MATERIAL TO PROCESS:

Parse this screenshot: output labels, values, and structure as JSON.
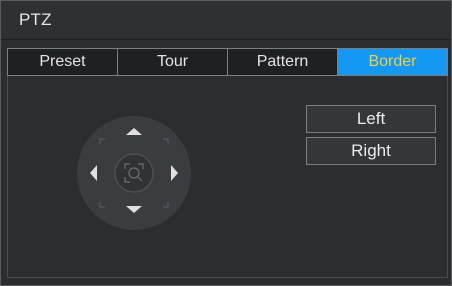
{
  "window": {
    "title": "PTZ"
  },
  "tabs": [
    {
      "label": "Preset",
      "active": false
    },
    {
      "label": "Tour",
      "active": false
    },
    {
      "label": "Pattern",
      "active": false
    },
    {
      "label": "Border",
      "active": true
    }
  ],
  "buttons": {
    "left_label": "Left",
    "right_label": "Right"
  },
  "ptz_control": {
    "icons": [
      "arrow-up-icon",
      "arrow-down-icon",
      "arrow-left-icon",
      "arrow-right-icon",
      "zoom-center-icon"
    ]
  },
  "colors": {
    "active_tab_bg": "#1398f4",
    "active_tab_text": "#f2cf3c",
    "panel_bg": "#2b2d31"
  }
}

YOUR GOAL: Repeat the full listing above exactly, with no pictures in the copy.

EXERCISE RESULT:
Parse this screenshot: output labels, values, and structure as JSON.
{
  "window": {
    "title": "PTZ"
  },
  "tabs": [
    {
      "label": "Preset",
      "active": false
    },
    {
      "label": "Tour",
      "active": false
    },
    {
      "label": "Pattern",
      "active": false
    },
    {
      "label": "Border",
      "active": true
    }
  ],
  "buttons": {
    "left_label": "Left",
    "right_label": "Right"
  },
  "ptz_control": {
    "icons": [
      "arrow-up-icon",
      "arrow-down-icon",
      "arrow-left-icon",
      "arrow-right-icon",
      "zoom-center-icon"
    ]
  },
  "colors": {
    "active_tab_bg": "#1398f4",
    "active_tab_text": "#f2cf3c",
    "panel_bg": "#2b2d31"
  }
}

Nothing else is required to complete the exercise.